WHAT IS BEING ASKED: Copy out each line of the material in which the word "auditory" appears.

MATERIAL PROVIDED:
• • • • •

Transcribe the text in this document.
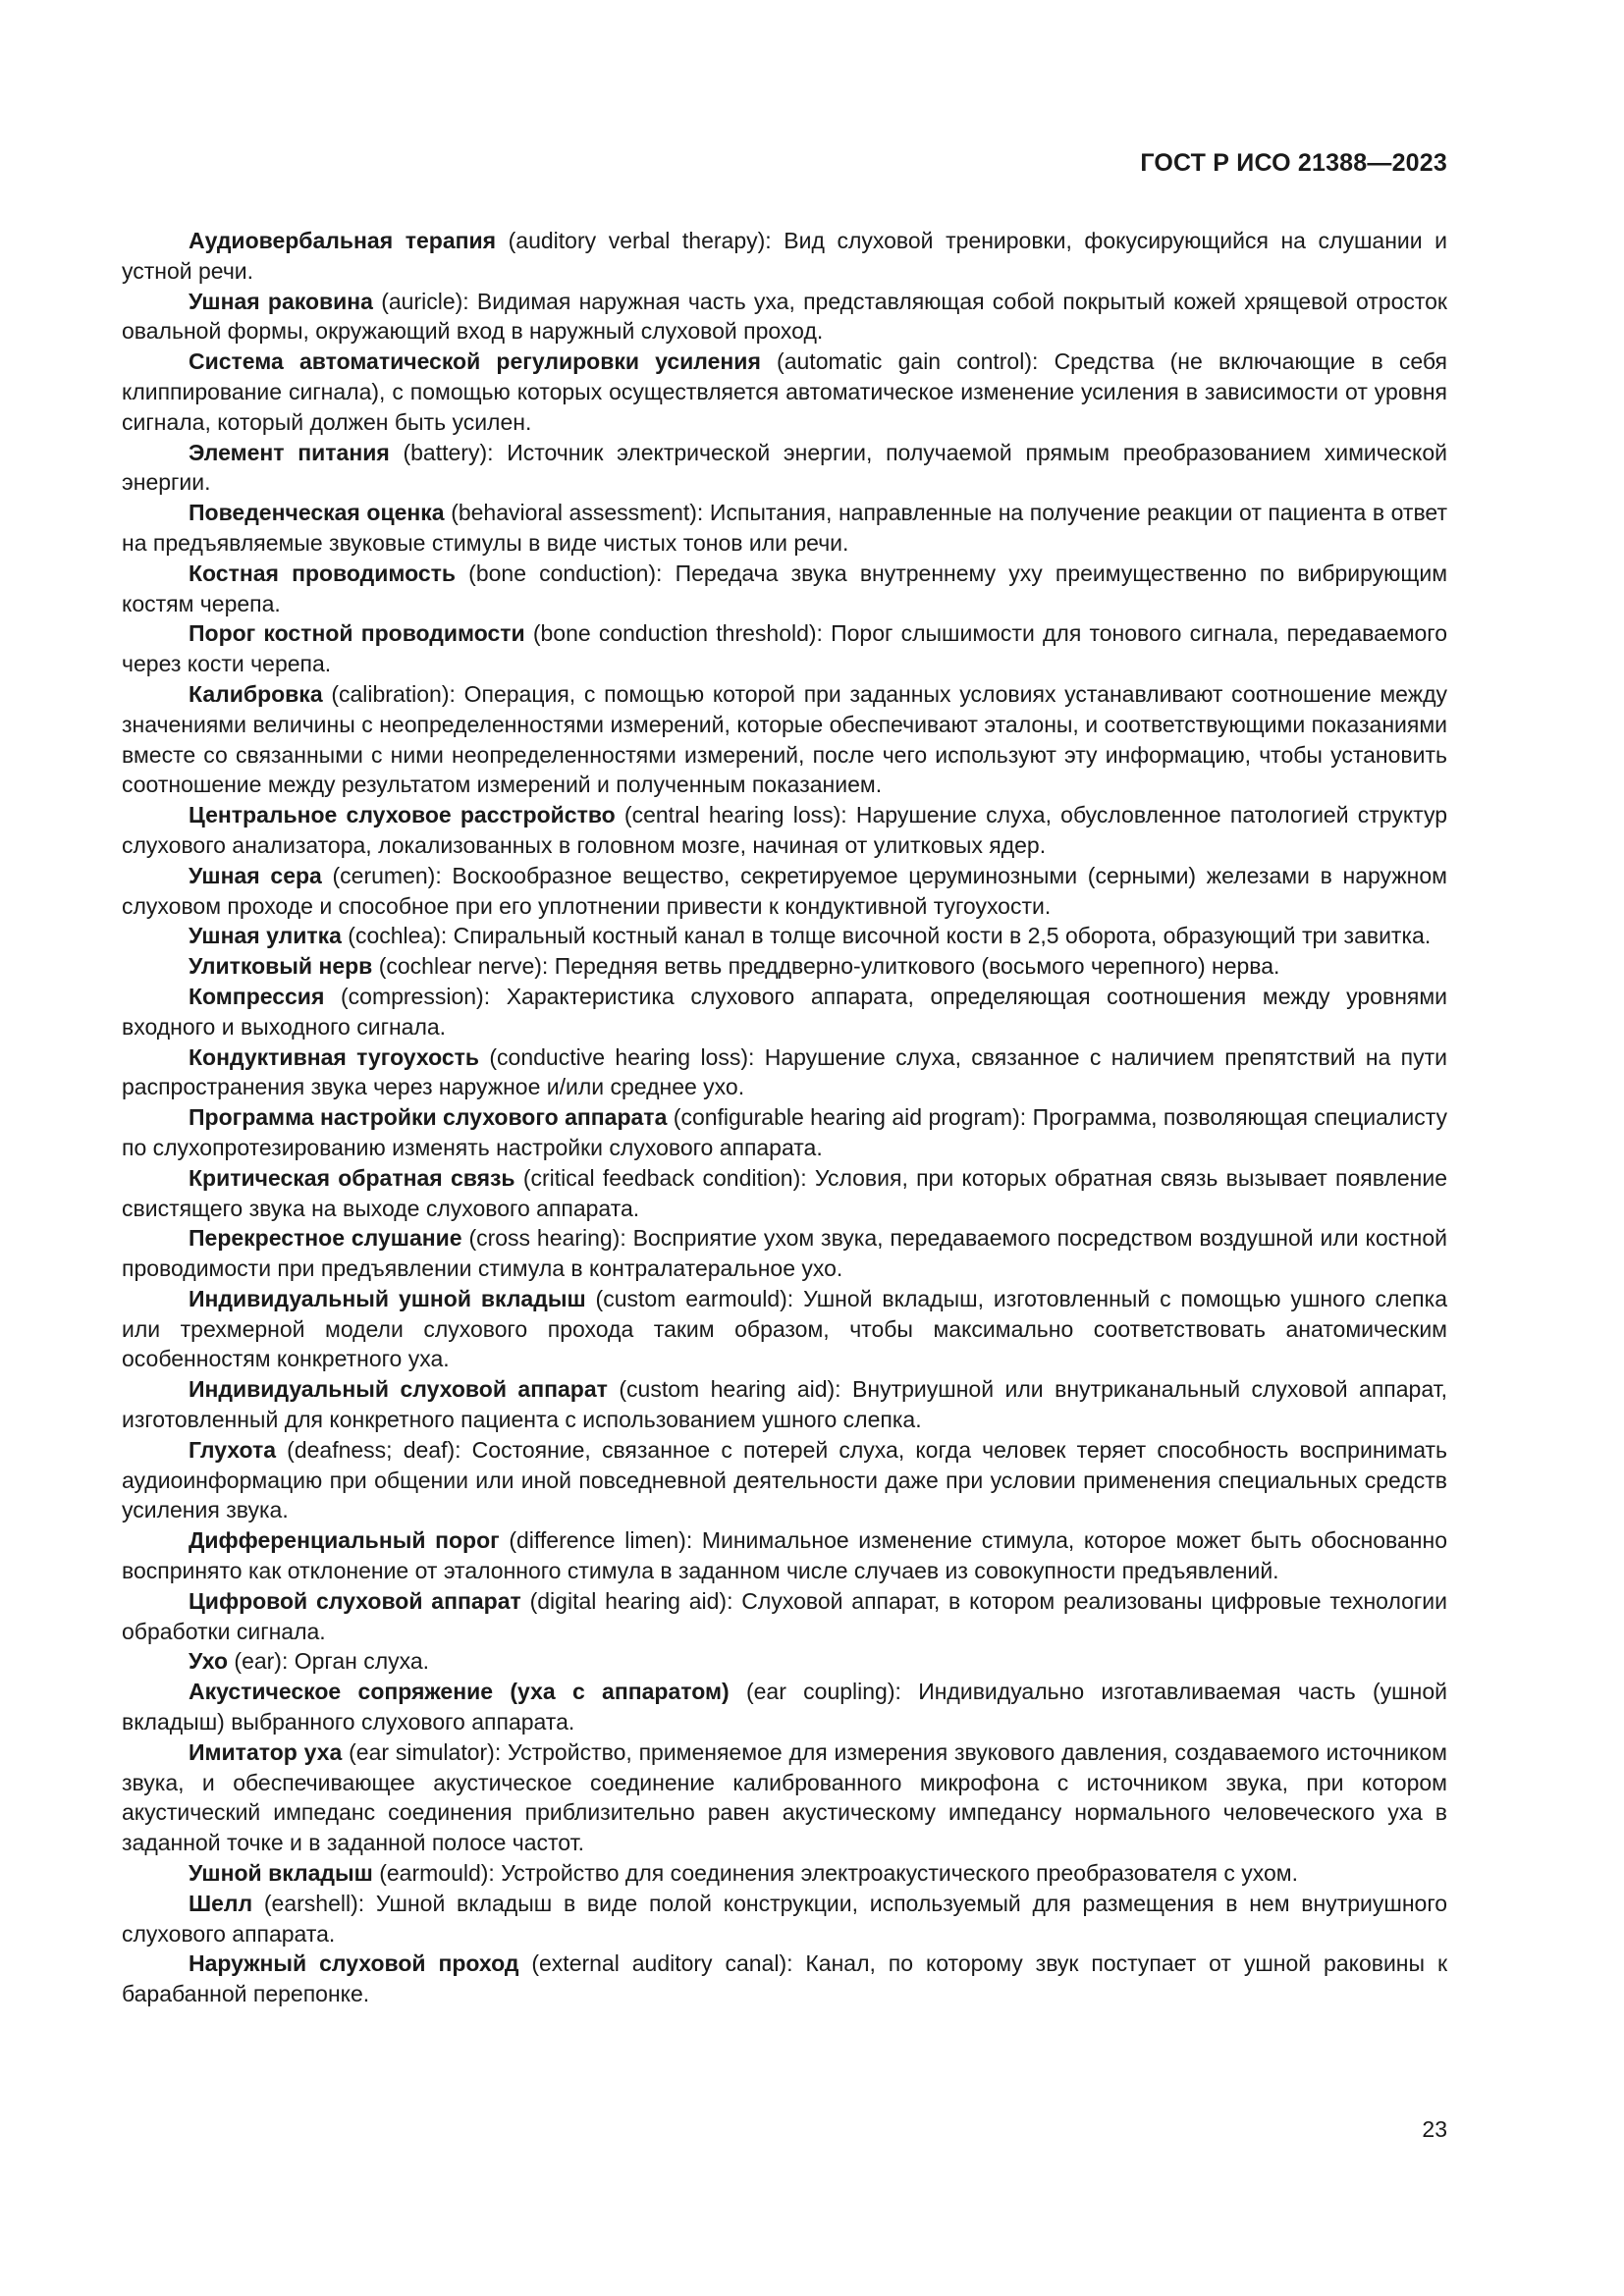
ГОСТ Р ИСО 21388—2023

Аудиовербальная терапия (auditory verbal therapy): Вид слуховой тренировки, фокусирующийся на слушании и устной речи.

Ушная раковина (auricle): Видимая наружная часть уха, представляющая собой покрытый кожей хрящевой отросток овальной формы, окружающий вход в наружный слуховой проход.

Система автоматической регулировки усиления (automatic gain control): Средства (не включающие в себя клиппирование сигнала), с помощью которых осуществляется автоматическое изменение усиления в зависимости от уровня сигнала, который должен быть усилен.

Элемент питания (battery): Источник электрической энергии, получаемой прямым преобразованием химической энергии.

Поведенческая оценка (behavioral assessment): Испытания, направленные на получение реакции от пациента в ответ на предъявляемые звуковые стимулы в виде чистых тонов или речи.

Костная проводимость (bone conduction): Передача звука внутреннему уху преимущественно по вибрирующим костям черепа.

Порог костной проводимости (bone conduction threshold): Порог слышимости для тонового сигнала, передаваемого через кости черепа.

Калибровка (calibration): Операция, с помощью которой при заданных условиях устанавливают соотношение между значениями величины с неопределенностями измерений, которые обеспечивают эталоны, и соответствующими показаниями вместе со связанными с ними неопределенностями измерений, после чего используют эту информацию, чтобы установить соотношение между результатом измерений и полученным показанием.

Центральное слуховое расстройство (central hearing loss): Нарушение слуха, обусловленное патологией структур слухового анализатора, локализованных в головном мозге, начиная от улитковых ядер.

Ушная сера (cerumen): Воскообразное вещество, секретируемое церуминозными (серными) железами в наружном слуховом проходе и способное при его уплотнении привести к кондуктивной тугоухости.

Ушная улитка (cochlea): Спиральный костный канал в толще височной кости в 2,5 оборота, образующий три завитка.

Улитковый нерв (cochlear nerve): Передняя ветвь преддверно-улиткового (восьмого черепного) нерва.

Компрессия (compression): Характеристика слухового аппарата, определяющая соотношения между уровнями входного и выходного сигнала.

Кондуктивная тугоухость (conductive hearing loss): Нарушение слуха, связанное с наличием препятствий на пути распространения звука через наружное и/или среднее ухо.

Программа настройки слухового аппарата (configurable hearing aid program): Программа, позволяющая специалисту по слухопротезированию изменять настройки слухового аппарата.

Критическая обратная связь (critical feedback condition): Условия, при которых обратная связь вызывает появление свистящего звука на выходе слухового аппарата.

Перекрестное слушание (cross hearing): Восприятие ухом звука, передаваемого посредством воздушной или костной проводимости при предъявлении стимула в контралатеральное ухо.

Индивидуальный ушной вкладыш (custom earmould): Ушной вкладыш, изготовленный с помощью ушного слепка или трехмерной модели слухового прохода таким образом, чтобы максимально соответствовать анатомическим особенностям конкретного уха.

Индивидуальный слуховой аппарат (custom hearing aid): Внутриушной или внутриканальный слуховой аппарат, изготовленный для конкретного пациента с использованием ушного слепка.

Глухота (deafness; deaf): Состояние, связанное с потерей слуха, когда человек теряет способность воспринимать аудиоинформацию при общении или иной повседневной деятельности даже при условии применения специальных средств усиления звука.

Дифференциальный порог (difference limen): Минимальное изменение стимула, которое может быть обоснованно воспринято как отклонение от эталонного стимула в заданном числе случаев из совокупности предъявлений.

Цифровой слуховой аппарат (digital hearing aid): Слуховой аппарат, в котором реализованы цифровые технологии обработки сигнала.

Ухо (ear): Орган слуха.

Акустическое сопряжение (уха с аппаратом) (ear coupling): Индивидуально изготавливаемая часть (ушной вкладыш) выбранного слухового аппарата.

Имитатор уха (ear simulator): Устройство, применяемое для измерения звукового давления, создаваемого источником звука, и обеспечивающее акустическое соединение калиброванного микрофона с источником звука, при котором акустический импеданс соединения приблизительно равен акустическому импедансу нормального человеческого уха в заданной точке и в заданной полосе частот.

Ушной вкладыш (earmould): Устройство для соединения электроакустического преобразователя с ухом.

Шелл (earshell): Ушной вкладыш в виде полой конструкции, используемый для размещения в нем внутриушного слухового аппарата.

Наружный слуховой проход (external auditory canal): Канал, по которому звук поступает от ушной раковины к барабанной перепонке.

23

• • • • •

FULL SOLUTION:
Аудиовербальная терапия (auditory verbal therapy): Вид слуховой тренировки, фокусирующийся на слушании и устной речи.
Наружный слуховой проход (external auditory canal): Канал, по которому звук поступает от ушной раковины к барабанной перепонке.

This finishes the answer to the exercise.